_BRIEF_:
Look through the material and copy each line holding "ABCD".

_EXERCISE INPUT_:
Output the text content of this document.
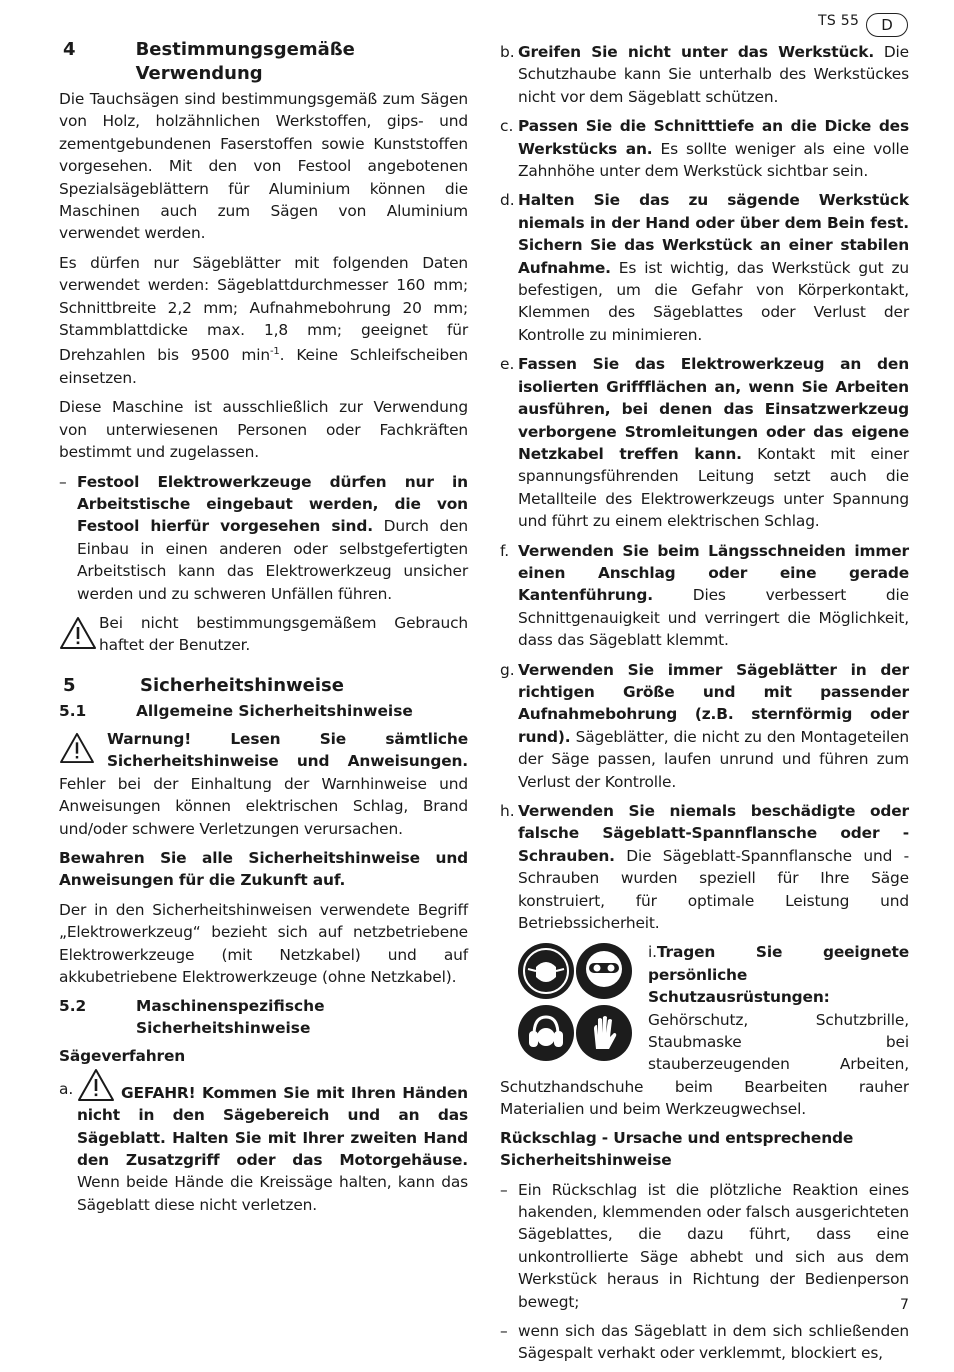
TS 55	D
4	Bestimmungsgemäße Verwendung

Die Tauchsägen sind bestimmungsgemäß zum Sägen von Holz, holzähnlichen Werkstoffen, gips- und zementgebundenen Faserstoffen sowie Kunststoffen vorgesehen. Mit den von Festool angebotenen Spezialsägeblättern für Aluminium können die Maschinen auch zum Sägen von Aluminium verwendet werden.

Es dürfen nur Sägeblätter mit folgenden Daten verwendet werden: Sägeblattdurchmesser 160 mm; Schnittbreite 2,2 mm; Aufnahmebohrung 20 mm; Stammblattdicke max. 1,8 mm; geeignet für Drehzahlen bis 9500 $\min^{-1}$. Keine Schleifscheiben einsetzen.

Diese Maschine ist ausschließlich zur Verwendung von unterwiesenen Personen oder Fachkräften bestimmt und zugelassen.

– Festool Elektrowerkzeuge dürfen nur in Arbeitstische eingebaut werden, die von Festool hierfür vorgesehen sind. Durch den Einbau in einen anderen oder selbstgefertigten Arbeitstisch kann das Elektrowerkzeug unsicher werden und zu schweren Unfällen führen.

Bei nicht bestimmungsgemäßem Gebrauch haftet der Benutzer.

5	Sicherheitshinweise
5.1	Allgemeine Sicherheitshinweise

Warnung! Lesen Sie sämtliche Sicherheitshinweise und Anweisungen. Fehler bei der Einhaltung der Warnhinweise und Anweisungen können elektrischen Schlag, Brand und/oder schwere Verletzungen verursachen.

Bewahren Sie alle Sicherheitshinweise und Anweisungen für die Zukunft auf.

Der in den Sicherheitshinweisen verwendete Begriff „Elektrowerkzeug“ bezieht sich auf netzbetriebene Elektrowerkzeuge (mit Netzkabel) und auf akkubetriebene Elektrowerkzeuge (ohne Netzkabel).

5.2	Maschinenspezifische Sicherheitshinweise

Sägeverfahren

a.	GEFAHR! Kommen Sie mit Ihren Händen nicht in den Sägebereich und an das Sägeblatt. Halten Sie mit Ihrer zweiten Hand den Zusatzgriff oder das Motorgehäuse. Wenn beide Hände die Kreissäge halten, kann das Sägeblatt diese nicht verletzen.

b. Greifen Sie nicht unter das Werkstück. Die Schutzhaube kann Sie unterhalb des Werkstückes nicht vor dem Sägeblatt schützen.

c. Passen Sie die Schnitttiefe an die Dicke des Werkstücks an. Es sollte weniger als eine volle Zahnhöhe unter dem Werkstück sichtbar sein.

d. Halten Sie das zu sägende Werkstück niemals in der Hand oder über dem Bein fest. Sichern Sie das Werkstück an einer stabilen Aufnahme. Es ist wichtig, das Werkstück gut zu befestigen, um die Gefahr von Körperkontakt, Klemmen des Sägeblattes oder Verlust der Kontrolle zu minimieren.

e. Fassen Sie das Elektrowerkzeug an den isolierten Griffflächen an, wenn Sie Arbeiten ausführen, bei denen das Einsatzwerkzeug verborgene Stromleitungen oder das eigene Netzkabel treffen kann. Kontakt mit einer spannungsführenden Leitung setzt auch die Metallteile des Elektrowerkzeugs unter Spannung und führt zu einem elektrischen Schlag.

f. Verwenden Sie beim Längsschneiden immer einen Anschlag oder eine gerade Kantenführung. Dies verbessert die Schnittgenauigkeit und verringert die Möglichkeit, dass das Sägeblatt klemmt.

g. Verwenden Sie immer Sägeblätter in der richtigen Größe und mit passender Aufnahmebohrung (z.B. sternförmig oder rund). Sägeblätter, die nicht zu den Montageteilen der Säge passen, laufen unrund und führen zum Verlust der Kontrolle.

h. Verwenden Sie niemals beschädigte oder falsche Sägeblatt-Spannflansche oder -Schrauben. Die Sägeblatt-Spannflansche und -Schrauben wurden speziell für Ihre Säge konstruiert, für optimale Leistung und Betriebssicherheit.

i.Tragen Sie geeignete persönliche Schutzausrüstungen: Gehörschutz, Schutzbrille, Staubmaske bei stauberzeugenden Arbeiten, Schutzhandschuhe beim Bearbeiten rauher Materialien und beim Werkzeugwechsel.

Rückschlag - Ursache und entsprechende Sicherheitshinweise

– Ein Rückschlag ist die plötzliche Reaktion eines hakenden, klemmenden oder falsch ausgerichteten Sägeblattes, die dazu führt, dass eine unkontrollierte Säge abhebt und sich aus dem Werkstück heraus in Richtung der Bedienperson bewegt;

– wenn sich das Sägeblatt in dem sich schließenden Sägespalt verhakt oder verklemmt, blockiert es,

7
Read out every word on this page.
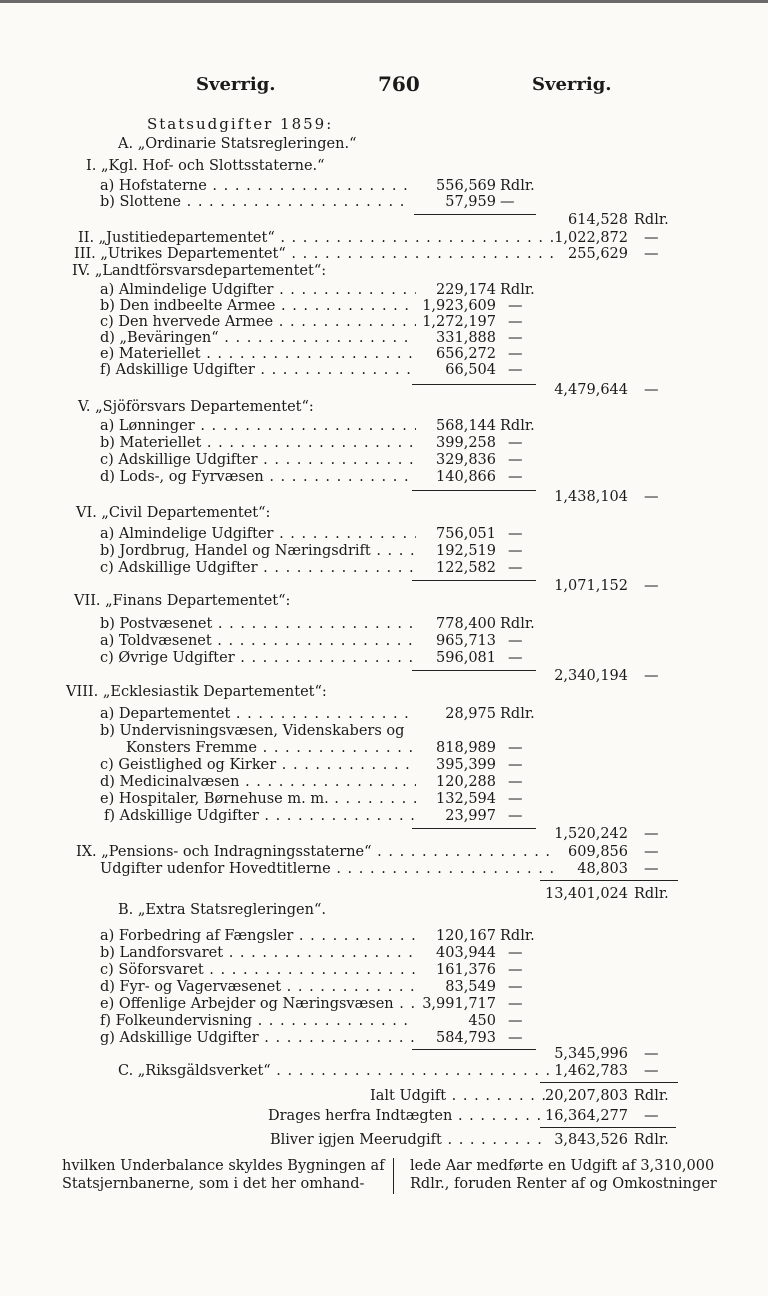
Sverrig.	760	Sverrig.
Statsudgifter 1859:
A. „Ordinarie Statsregleringen.“
I. „Kgl. Hof- och Slottsstaterne.“
a) Hofstaterne . . .	556,569 Rdlr.
b) Slottene . . .	57,959 —
614,528 Rdlr.
II. „Justitiedepartementet“ . . .	1,022,872 —
III. „Utrikes Departementet“ . . .	255,629 —
IV. „Landtförsvarsdepartementet“:
a) Almindelige Udgifter . . .	229,174 Rdlr.
b) Den indbeelte Armee . . .	1,923,609 —
c) Den hvervede Armee . . .	1,272,197 —
d) „Beväringen“ . . .	331,888 —
e) Materiellet . . .	656,272 —
f) Adskillige Udgifter . . .	66,504 —
4,479,644 —
V. „Sjöförsvars Departementet“:
a) Lønninger . . .	568,144 Rdlr.
b) Materiellet . . .	399,258 —
c) Adskillige Udgifter . . .	329,836 —
d) Lods-, og Fyrvæsen . . .	140,866 —
1,438,104 —
VI. „Civil Departementet“:
a) Almindelige Udgifter . . .	756,051 —
b) Jordbrug, Handel og Næringsdrift . . .	192,519 —
c) Adskillige Udgifter . . .	122,582 —
1,071,152 —
VII. „Finans Departementet“:
b) Postvæsenet . . .	778,400 Rdlr.
a) Toldvæsenet . . .	965,713 —
c) Øvrige Udgifter . . .	596,081 —
2,340,194 —
VIII. „Ecklesiastik Departementet“:
a) Departementet . . .	28,975 Rdlr.
b) Undervisningsvæsen, Videnskabers og
Konsters Fremme . . .	818,989 —
c) Geistlighed og Kirker . . .	395,399 —
d) Medicinalvæsen . . .	120,288 —
e) Hospitaler, Børnehuse m. m. . . .	132,594 —
f) Adskillige Udgifter . . .	23,997 —
1,520,242 —
IX. „Pensions- och Indragningsstaterne“ . . .	609,856 —
Udgifter udenfor Hovedtitlerne . . .	48,803 —
13,401,024 Rdlr.
B. „Extra Statsregleringen“.
a) Forbedring af Fængsler . . .	120,167 Rdlr.
b) Landforsvaret . . .	403,944 —
c) Söforsvaret . . .	161,376 —
d) Fyr- og Vagervæsenet . . .	83,549 —
e) Offenlige Arbejder og Næringsvæsen . . .	3,991,717 —
f) Folkeundervisning . . .	450 —
g) Adskillige Udgifter . . .	584,793 —
5,345,996 —
C. „Riksgäldsverket“ . . .	1,462,783 —
Ialt Udgift . . .	20,207,803 Rdlr.
Drages herfra Indtægten . . .	16,364,277 —
Bliver igjen Meerudgift . . .	3,843,526 Rdlr.
hvilken Underbalance skyldes Bygningen af
Statsjernbanerne, som i det her omhand-
lede Aar medførte en Udgift af 3,310,000
Rdlr., foruden Renter af og Omkostninger
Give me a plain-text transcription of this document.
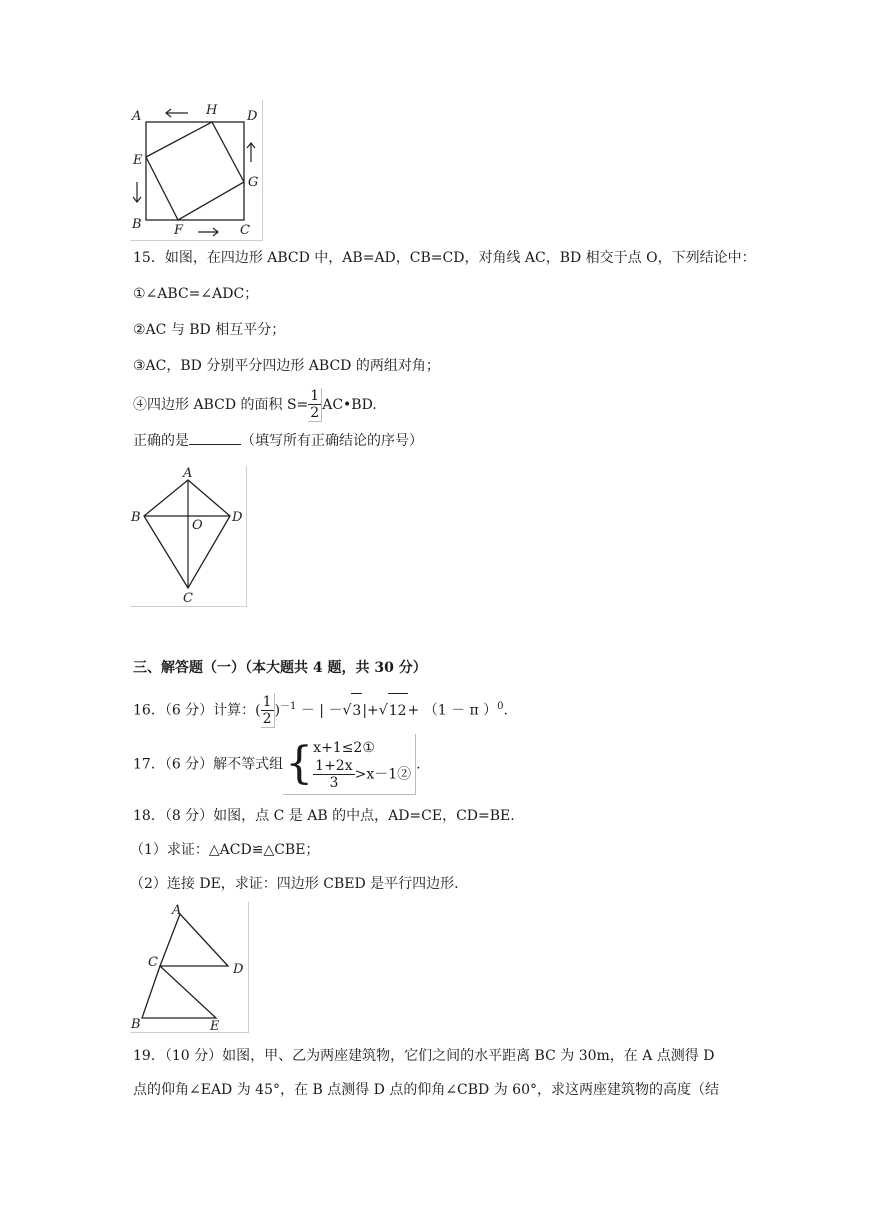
A	H D
E
G
B F	C
15．如图，在四边形 ABCD 中，AB=AD，CB=CD，对角线 AC，BD 相交于点 O，下列结论中：
①∠ABC=∠ADC；
②AC 与 BD 相互平分；
③AC，BD 分别平分四边形 ABCD 的两组对角；
④四边形 ABCD 的面积 $S= \frac{1}{2}$ AC•BD.
正确的是	（填写所有正确结论的序号）
A
B	D
O
C
三、解答题（一）（本大题共 4 题，共 30 分）
16．（6 分）计算：( $\frac{1}{2} )^{-1}$ － | －√3|+√12+ （1 － π ）$^0$.
17．（6 分）解不等式组{ x+1≤2①
$\frac{1+2x}{3}$ >x－1②
.
18．（8 分）如图，点 C 是 AB 的中点，AD=CE，CD=BE.
（1）求证：△ACD≌△CBE；
（2）连接 DE，求证：四边形 CBED 是平行四边形.
A
C	D
B	E
19．（10 分）如图，甲、乙为两座建筑物，它们之间的水平距离 BC 为 30m，在 A 点测得 D
点的仰角∠EAD 为 45°，在 B 点测得 D 点的仰角∠CBD 为 60°，求这两座建筑物的高度（结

_FULL SOLUTION_:
15．如图，在四边形 ABCD 中，AB=AD，CB=CD，对角线 AC，BD 相交于点 O，下列结论中：
③AC，BD 分别平分四边形 ABCD 的两组对角；
④四边形 ABCD 的面积 $S= \frac{1}{2}$ AC•BD.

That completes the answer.